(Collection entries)
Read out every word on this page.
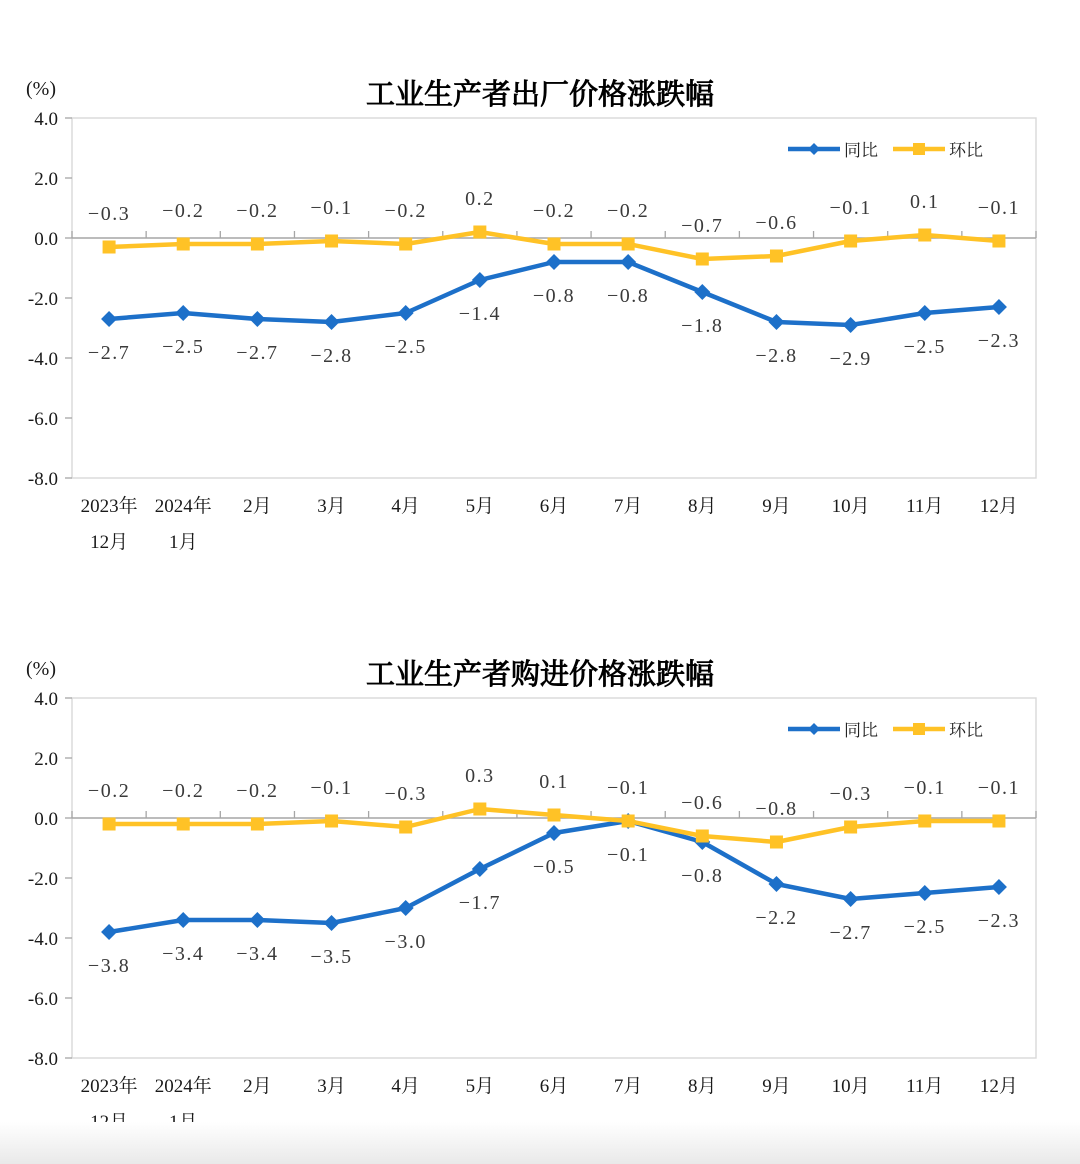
(%)	工业生产者出厂价格涨跌幅
4.0
2.0
0.0
-2.0
-4.0
-6.0
-8.0
−2.7 −2.5 −2.7 −2.8 −2.5
−1.4
−0.8 −0.8
−1.8
−2.8 −2.9
−2.5 −2.3
−0.3 −0.2 −0.2 −0.1 −0.2
0.2
−0.2 −0.2
−0.7 −0.6
−0.1 0.1 −0.1
同比	环比
2023年
12月
2024年
1月
2月 3月 4月 5月 6月 7月 8月 9月 10月 11月 12月
(%)	工业生产者购进价格涨跌幅
4.0
2.0
0.0
-2.0
-4.0
-6.0
-8.0
−3.8
−3.4 −3.4 −3.5
−3.0
−1.7
−0.5
−0.1
−0.8
−2.2
−2.7 −2.5 −2.3
−0.2 −0.2 −0.2 −0.1 −0.3
0.3 0.1 −0.1
−0.6 −0.8
−0.3 −0.1 −0.1
同比	环比
2023年 2024年 2月 3月 4月 5月 6月 7月 8月 9月 10月 11月 12月
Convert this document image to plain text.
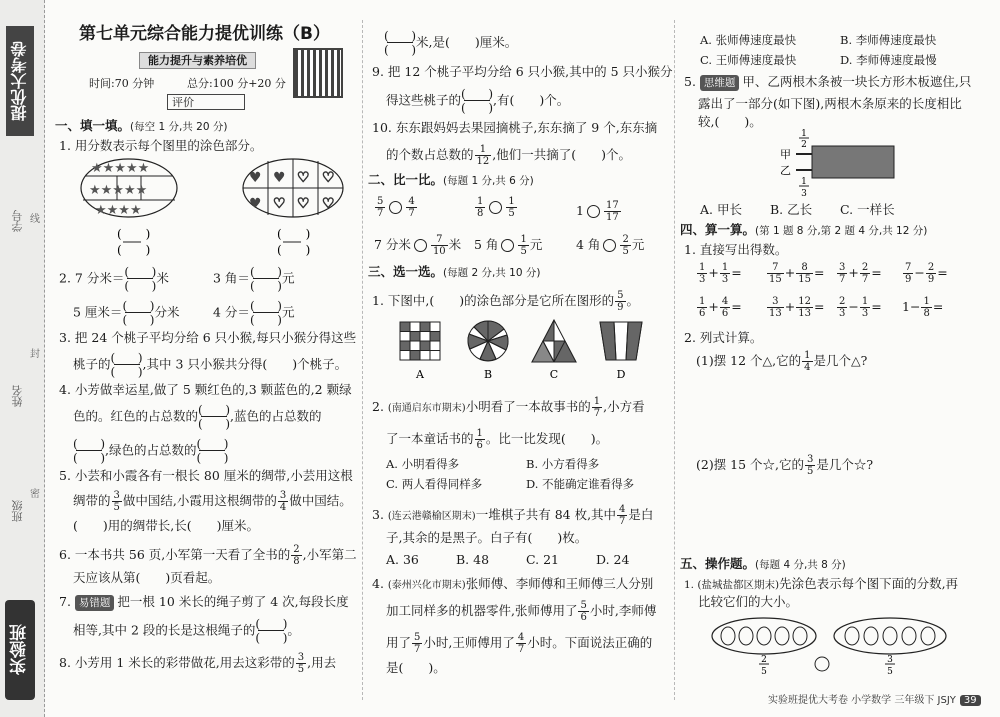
提优大考卷
学号
姓名
班级
线
封
密
实验班
第七单元综合能力提优训练（B）
能力提升与素养培优
时间:70 分钟	总分:100 分+20 分
评价
一、填一填。(每空 1 分,共 20 分)
1. 用分数表示每个图里的涂色部分。
★★★★★
★★★★★
★★★★
♥ ♥ ♡ ♡
♥ ♡ ♡ ♡
(　　)
(　　)
(　　)
(　　)
2. 7 分米＝
( ( )
)米	3 角＝
( ( )
)元
5 厘米＝
( ( )
)分米	4 分＝
( ( )
)元
3. 把 24 个桃子平均分给 6 只小猴,每只小猴分得这些
桃子的
( ( )
),其中 3 只小猴共分得(　　)个桃子。
4. 小芳做幸运星,做了 5 颗红色的,3 颗蓝色的,2 颗绿
色的。红色的占总数的
( ( )
),蓝色的占总数的
( ( )
),绿色的占总数的
( ( )
)
5. 小芸和小霞各有一根长 80 厘米的绸带,小芸用这根
绸带的 $\frac{3}{5}$ 做中国结,小霞用这根绸带的 $\frac{3}{4}$ 做中国结。
(　　)用的绸带长,长(　　)厘米。
6. 一本书共 56 页,小军第一天看了全书的 $\frac{2}{8}$ ,小军第二
天应该从第(　　)页看起。
7. 易错题 把一根 10 米长的绳子剪了 4 次,每段长度
相等,其中 2 段的长是这根绳子的
( ( )
)。
8. 小芳用 1 米长的彩带做花,用去这彩带的 $\frac{3}{5}$ ,用去
( ( )
)米,是(　　)厘米。
9. 把 12 个桃子平均分给 6 只小猴,其中的 5 只小猴分
得这些桃子的
( ( )
),有(　　)个。
10. 东东跟妈妈去果园摘桃子,东东摘了 9 个,东东摘
的个数占总数的 $\frac{1}{12}$ ,他们一共摘了(　　)个。
二、比一比。(每题 1 分,共 6 分)
$\frac{5}{7} \frac{4}{7}$	$\frac{1}{8} \frac{1}{5}$	$1 \frac{17}{17}$
7 分米 $\frac{7}{10}$ 米 5 角 $\frac{1}{5}$ 元	4 角 $\frac{2}{5}$ 元
三、选一选。(每题 2 分,共 10 分)
1. 下图中,(　　)的涂色部分是它所在图形的 $\frac{5}{9}$ 。
A	B	C	D
2. (南通启东市期末)小明看了一本故事书的 $\frac{1}{7}$ ,小方看
了一本童话书的 $\frac{1}{6}$ 。比一比发现(　　)。
A. 小明看得多	B. 小方看得多
C. 两人看得同样多	D. 不能确定谁看得多
3. (连云港赣榆区期末)一堆棋子共有 84 枚,其中 $\frac{4}{7}$ 是白
子,其余的是黑子。白子有(　　)枚。
A. 36	B. 48	C. 21	D. 24
4. (泰州兴化市期末)张师傅、李师傅和王师傅三人分别
加工同样多的机器零件,张师傅用了 $\frac{5}{6}$ 小时,李师傅
用了 $\frac{5}{7}$ 小时,王师傅用了 $\frac{4}{7}$ 小时。下面说法正确的
是(　　)。
A. 张师傅速度最快	B. 李师傅速度最快
C. 王师傅速度最快	D. 李师傅速度最慢
5. 思维题 甲、乙两根木条被一块长方形木板遮住,只
露出了一部分(如下图),两根木条原来的长度相比
较,(　　)。
甲
乙
1
2
1
3
A. 甲长 B. 乙长 C. 一样长
四、算一算。(第 1 题 8 分,第 2 题 4 分,共 12 分)
1. 直接写出得数。
$\frac{1}{3} + \frac{1}{3}$ =	$\frac{7}{15} + \frac{8}{15} = \frac{3}{7} + \frac{2}{7} = \frac{7}{9} - \frac{2}{9}$ =
$\frac{1}{6} + \frac{4}{6}$ =	$\frac{3}{13} + \frac{12}{13} = \frac{2}{3} - \frac{1}{3} = 1- \frac{1}{8}$ =
2. 列式计算。
(1)摆 12 个△,它的 $\frac{1}{4}$ 是几个△?
(2)摆 15 个☆,它的 $\frac{3}{5}$ 是几个☆?
五、操作题。(每题 4 分,共 8 分)
1. (盐城盐都区期末)先涂色表示每个图下面的分数,再
比较它们的大小。
2
5
3
5
实验班提优大考卷 小学数学 三年级下 JSJY 39
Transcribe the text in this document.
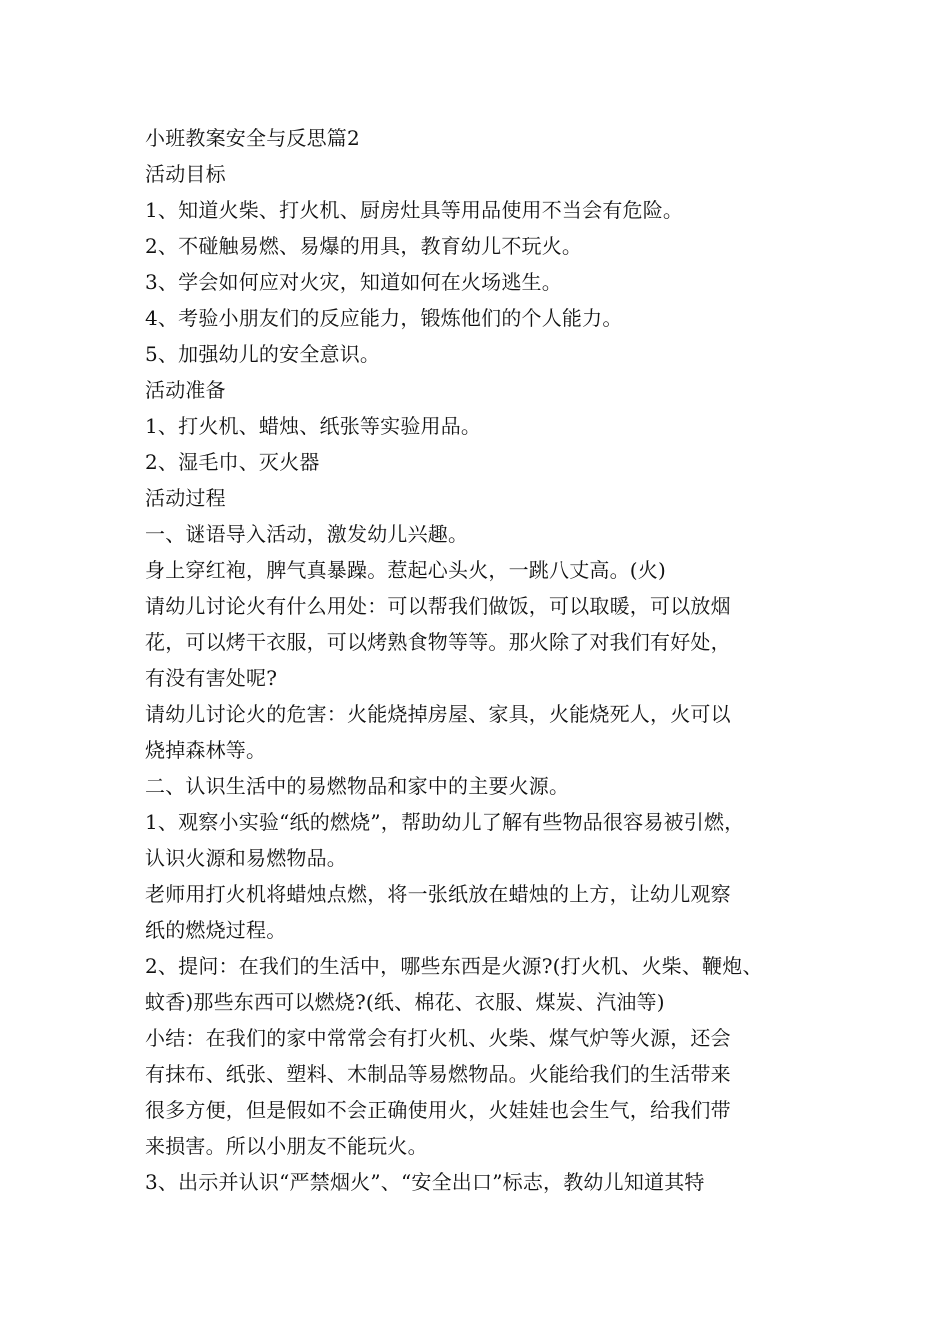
小班教案安全与反思篇2
活动目标
1、知道火柴、打火机、厨房灶具等用品使用不当会有危险。
2、不碰触易燃、易爆的用具，教育幼儿不玩火。
3、学会如何应对火灾，知道如何在火场逃生。
4、考验小朋友们的反应能力，锻炼他们的个人能力。
5、加强幼儿的安全意识。
活动准备
1、打火机、蜡烛、纸张等实验用品。
2、湿毛巾、灭火器
活动过程
一、谜语导入活动，激发幼儿兴趣。
身上穿红袍，脾气真暴躁。惹起心头火，一跳八丈高。(火)
请幼儿讨论火有什么用处：可以帮我们做饭，可以取暖，可以放烟
花，可以烤干衣服，可以烤熟食物等等。那火除了对我们有好处，
有没有害处呢?
请幼儿讨论火的危害：火能烧掉房屋、家具，火能烧死人，火可以
烧掉森林等。
二、认识生活中的易燃物品和家中的主要火源。
1、观察小实验“纸的燃烧”，帮助幼儿了解有些物品很容易被引燃，
认识火源和易燃物品。
老师用打火机将蜡烛点燃，将一张纸放在蜡烛的上方，让幼儿观察
纸的燃烧过程。
2、提问：在我们的生活中，哪些东西是火源?(打火机、火柴、鞭炮、
蚊香)那些东西可以燃烧?(纸、棉花、衣服、煤炭、汽油等)
小结：在我们的家中常常会有打火机、火柴、煤气炉等火源，还会
有抹布、纸张、塑料、木制品等易燃物品。火能给我们的生活带来
很多方便，但是假如不会正确使用火，火娃娃也会生气，给我们带
来损害。所以小朋友不能玩火。
3、出示并认识“严禁烟火”、“安全出口”标志，教幼儿知道其特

Instructions to follow: Pull every line containing "document" out of the data above.

Response:
Convert this document image to plain text.
Transcribe the text in this document.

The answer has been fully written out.